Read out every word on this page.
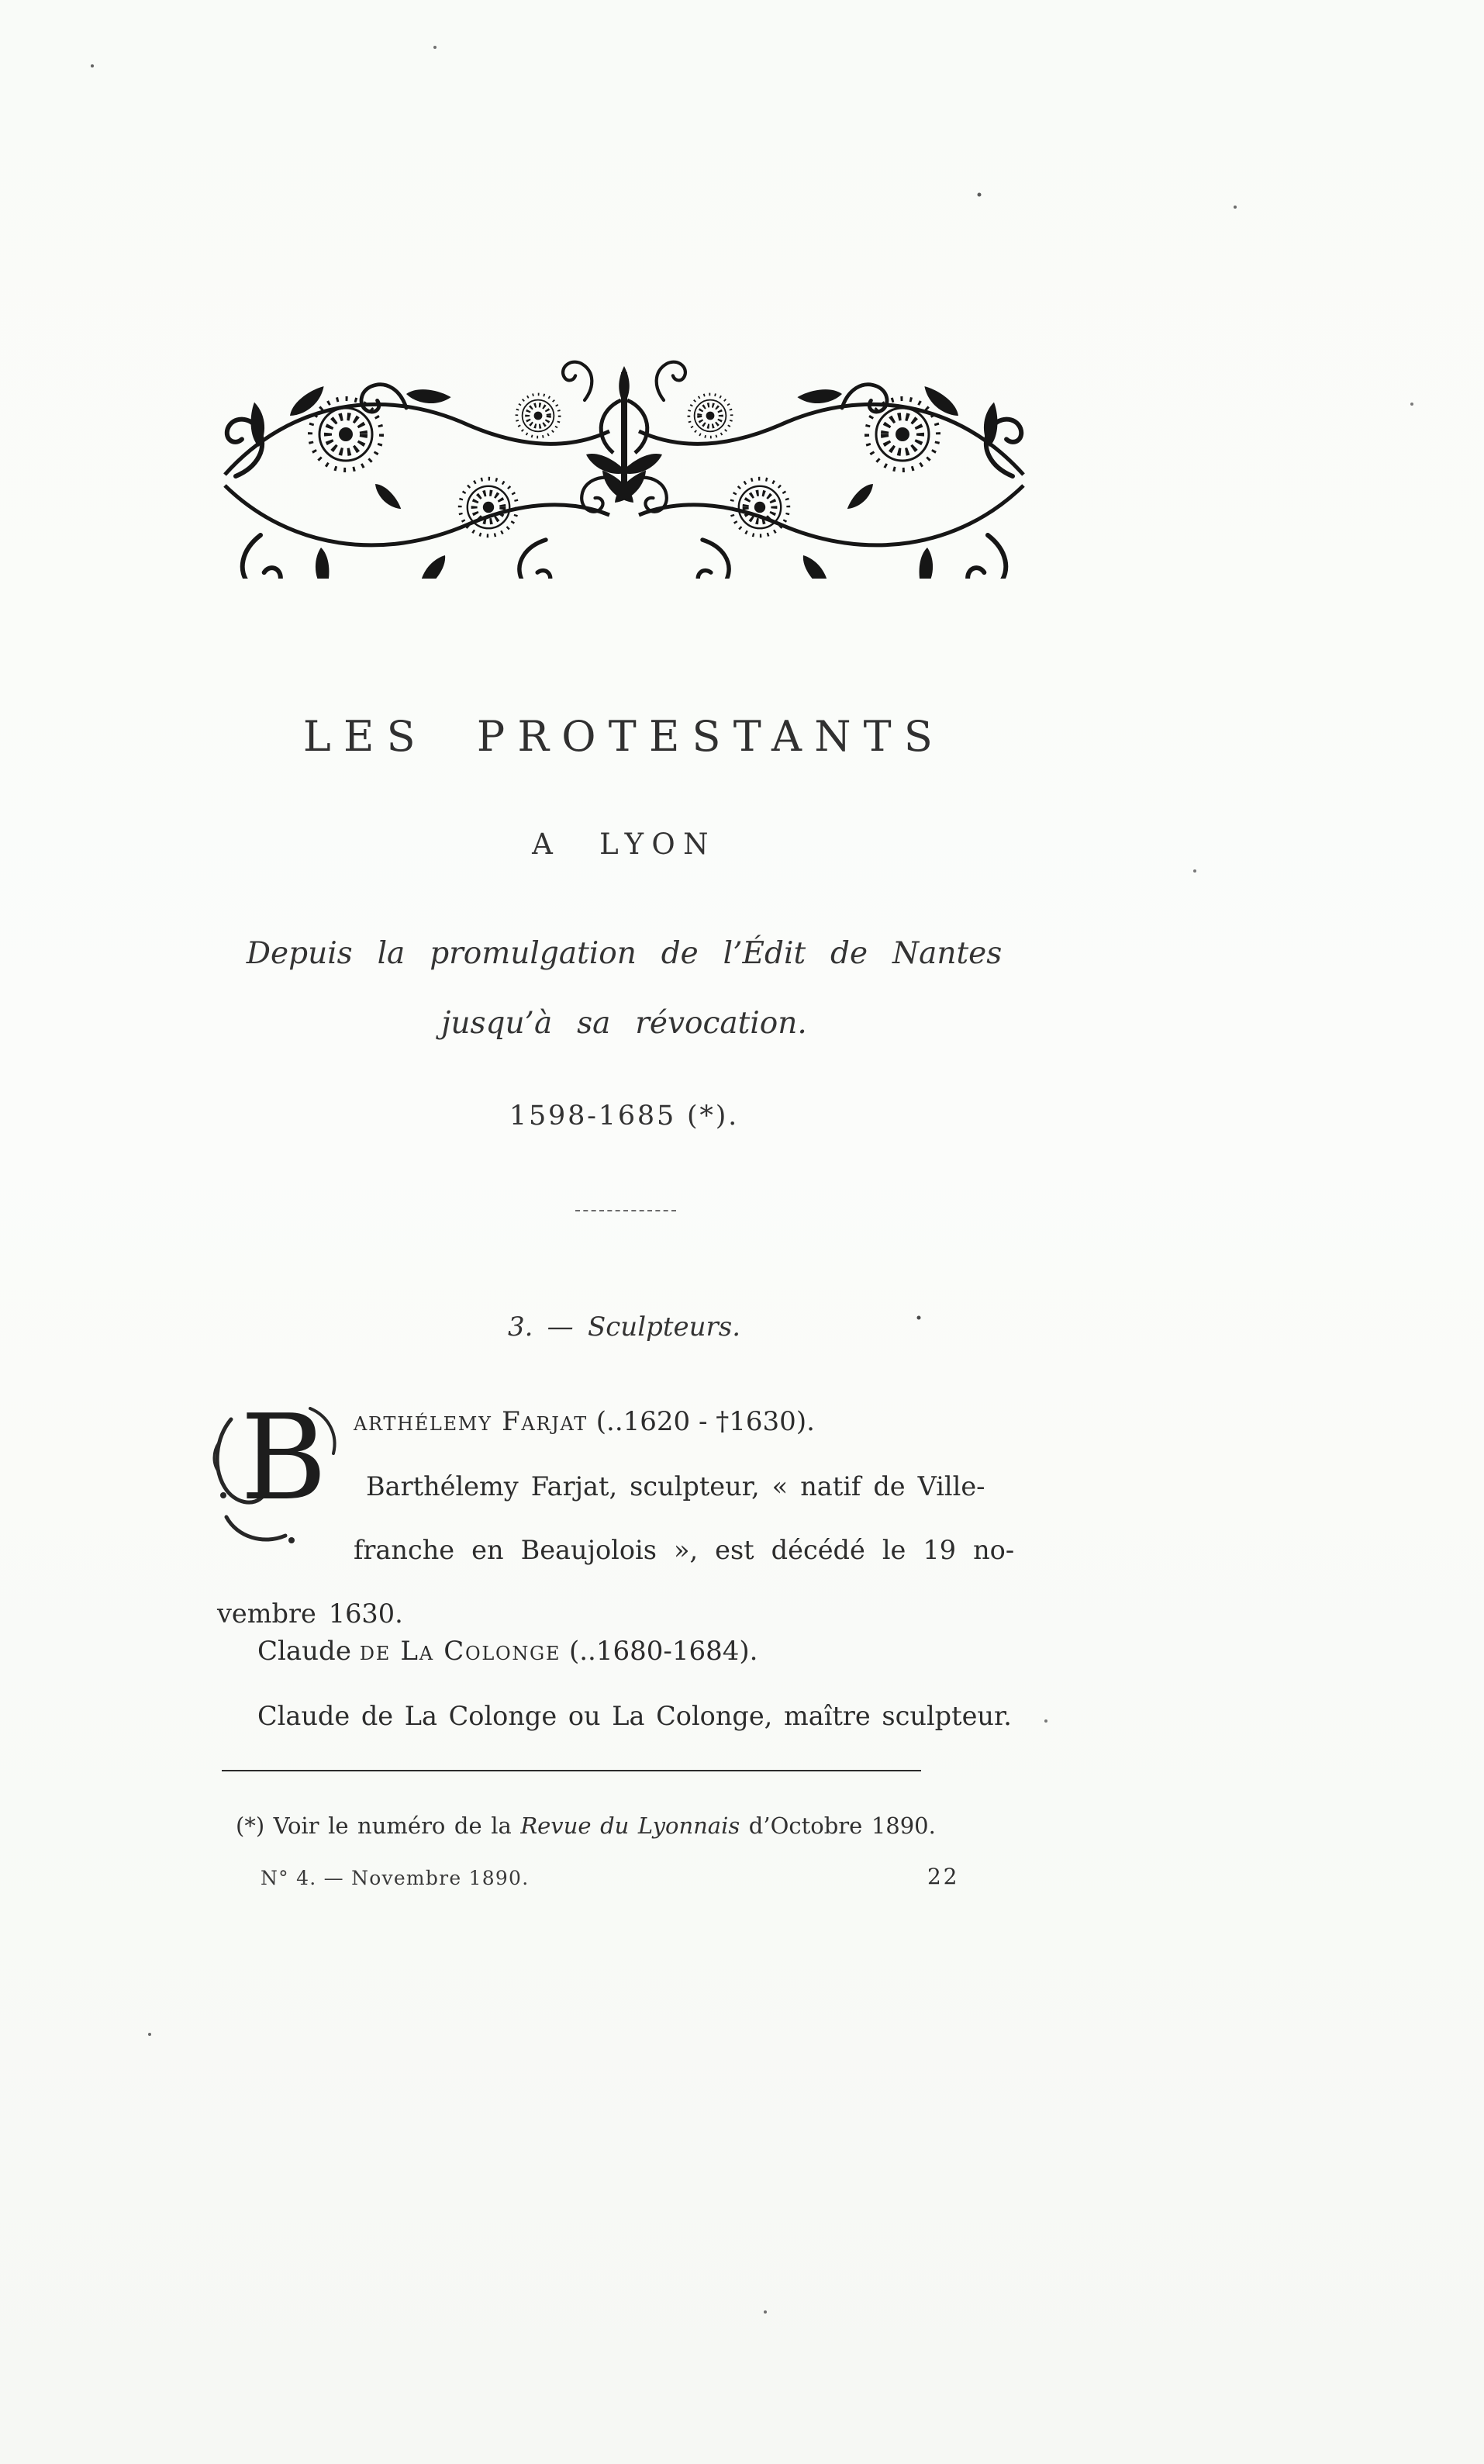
LES PROTESTANTS
A LYON
Depuis la promulgation de l’Édit de Nantes
jusqu’à sa révocation.
1598-1685 (*).
3. — Sculpteurs.
B arthélemy Farjat (..1620 - †1630).
Barthélemy Farjat, sculpteur, « natif de Ville-
franche en Beaujolois », est décédé le 19 no-
vembre 1630.
Claude de La Colonge (..1680-1684).
Claude de La Colonge ou La Colonge, maître sculpteur.
(*) Voir le numéro de la Revue du Lyonnais d’Octobre 1890.
N° 4. — Novembre 1890.	22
______
■ **WRITTEN INSTRUCTION**
Transcribe every entry word for word, but skip the pictures.

■ **WRITTEN REPLY**
Read out every word on this page.
LES PROTESTANTS
A LYON
Depuis la promulgation de l’Édit de Nantes
jusqu’à sa révocation.
1598-1685 (*).
3. — Sculpteurs.
B arthélemy Farjat (..1620 - †1630).
Barthélemy Farjat, sculpteur, « natif de Ville-
franche en Beaujolois », est décédé le 19 no-
vembre 1630.
Claude de La Colonge (..1680-1684).
Claude de La Colonge ou La Colonge, maître sculpteur.
(*) Voir le numéro de la Revue du Lyonnais d’Octobre 1890.
N° 4. — Novembre 1890.	22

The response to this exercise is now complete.